▸ Problem requirements:
The records that follow are to be transcribed in full, without their images.

* start Extracted data *

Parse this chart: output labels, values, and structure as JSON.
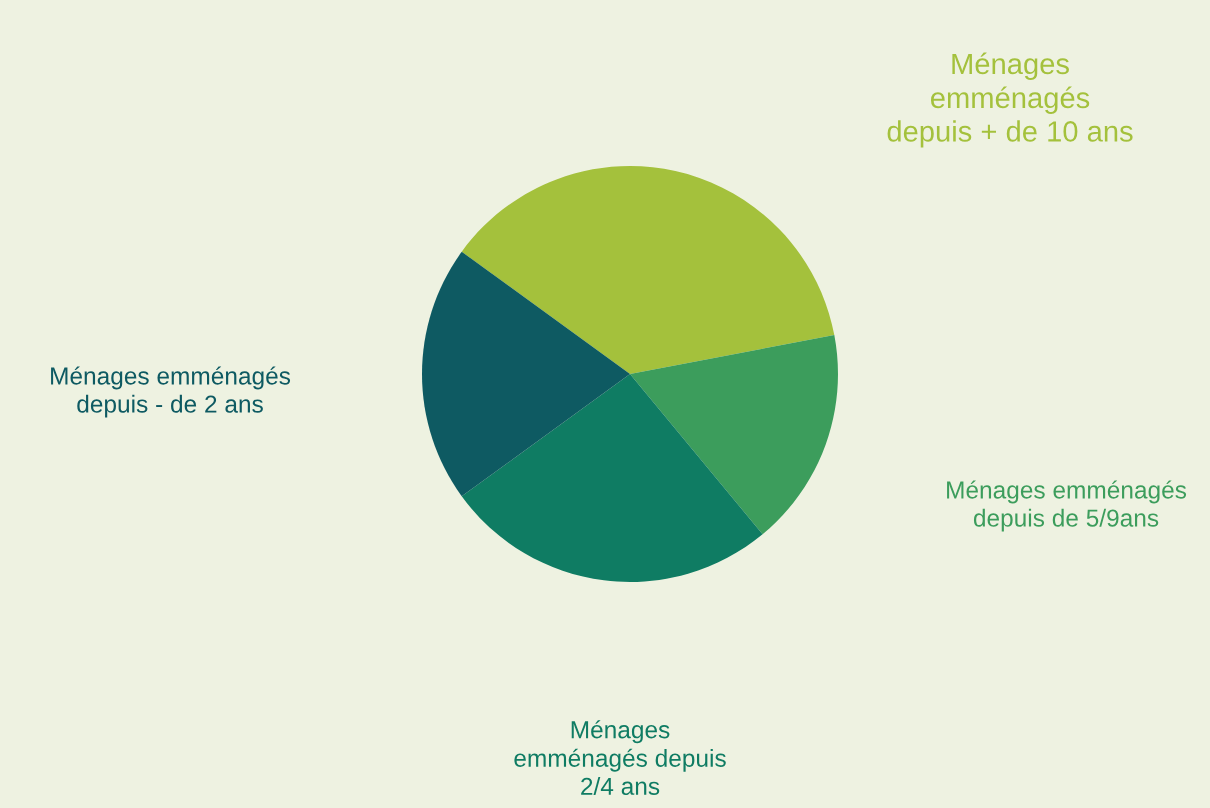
{
  "chart_data": {
    "type": "pie",
    "categories": [
      "Ménages\nemménagés\ndepuis + de 10 ans",
      "Ménages emménagés\ndepuis de 5/9ans",
      "Ménages\nemménagés depuis\n2/4 ans",
      "Ménages emménagés\ndepuis - de 2 ans"
    ],
    "values": [
      37,
      17,
      26,
      20
    ],
    "colors": [
      "#a4c13c",
      "#3c9d5c",
      "#0f7c63",
      "#0e5a62"
    ]
  }
}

* end Extracted data *

▸ The answer:
Parse this chart: output labels, values, and structure as JSON.
{
  "chart_data": {
    "type": "pie",
    "categories": [
      "Ménages\nemménagés\ndepuis + de 10 ans",
      "Ménages emménagés\ndepuis de 5/9ans",
      "Ménages\nemménagés depuis\n2/4 ans",
      "Ménages emménagés\ndepuis - de 2 ans"
    ],
    "values": [
      37,
      17,
      26,
      20
    ],
    "colors": [
      "#a4c13c",
      "#3c9d5c",
      "#0f7c63",
      "#0e5a62"
    ]
  }
}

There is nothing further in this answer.